Task details: All of the data below must be repeated exactly.

[Raw records]
"""
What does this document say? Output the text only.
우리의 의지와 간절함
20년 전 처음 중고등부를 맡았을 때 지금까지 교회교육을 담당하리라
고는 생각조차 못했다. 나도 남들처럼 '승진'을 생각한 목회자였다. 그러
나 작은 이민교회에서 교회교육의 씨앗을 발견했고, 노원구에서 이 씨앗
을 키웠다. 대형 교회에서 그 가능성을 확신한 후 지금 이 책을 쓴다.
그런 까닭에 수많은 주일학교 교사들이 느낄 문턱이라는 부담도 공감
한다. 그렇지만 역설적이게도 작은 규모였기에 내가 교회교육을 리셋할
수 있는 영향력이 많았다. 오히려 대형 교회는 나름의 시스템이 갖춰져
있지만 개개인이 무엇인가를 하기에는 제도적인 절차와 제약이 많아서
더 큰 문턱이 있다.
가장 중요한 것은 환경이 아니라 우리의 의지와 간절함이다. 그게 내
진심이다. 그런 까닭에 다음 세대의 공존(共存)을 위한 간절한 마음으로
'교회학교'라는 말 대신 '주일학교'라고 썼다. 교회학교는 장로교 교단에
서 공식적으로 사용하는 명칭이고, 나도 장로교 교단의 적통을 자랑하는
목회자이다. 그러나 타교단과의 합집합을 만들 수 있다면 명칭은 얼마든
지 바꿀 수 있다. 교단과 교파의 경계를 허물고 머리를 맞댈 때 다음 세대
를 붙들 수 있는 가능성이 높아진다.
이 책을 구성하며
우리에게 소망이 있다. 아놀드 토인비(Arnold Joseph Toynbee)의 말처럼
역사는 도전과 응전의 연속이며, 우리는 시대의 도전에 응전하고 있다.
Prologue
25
"""
Answer to the exercise:
What does this document say? Output the text only.
우리의 의지와 간절함
20년 전 처음 중고등부를 맡았을 때 지금까지 교회교육을 담당하리라
고는 생각조차 못했다. 나도 남들처럼 '승진'을 생각한 목회자였다. 그러
나 작은 이민교회에서 교회교육의 씨앗을 발견했고, 노원구에서 이 씨앗
을 키웠다. 대형 교회에서 그 가능성을 확신한 후 지금 이 책을 쓴다.
그런 까닭에 수많은 주일학교 교사들이 느낄 문턱이라는 부담도 공감
한다. 그렇지만 역설적이게도 작은 규모였기에 내가 교회교육을 리셋할
수 있는 영향력이 많았다. 오히려 대형 교회는 나름의 시스템이 갖춰져
있지만 개개인이 무엇인가를 하기에는 제도적인 절차와 제약이 많아서
더 큰 문턱이 있다.
가장 중요한 것은 환경이 아니라 우리의 의지와 간절함이다. 그게 내
진심이다. 그런 까닭에 다음 세대의 공존(共存)을 위한 간절한 마음으로
'교회학교'라는 말 대신 '주일학교'라고 썼다. 교회학교는 장로교 교단에
서 공식적으로 사용하는 명칭이고, 나도 장로교 교단의 적통을 자랑하는
목회자이다. 그러나 타교단과의 합집합을 만들 수 있다면 명칭은 얼마든
지 바꿀 수 있다. 교단과 교파의 경계를 허물고 머리를 맞댈 때 다음 세대
를 붙들 수 있는 가능성이 높아진다.
이 책을 구성하며
우리에게 소망이 있다. 아놀드 토인비(Arnold Joseph Toynbee)의 말처럼
역사는 도전과 응전의 연속이며, 우리는 시대의 도전에 응전하고 있다.
Prologue
25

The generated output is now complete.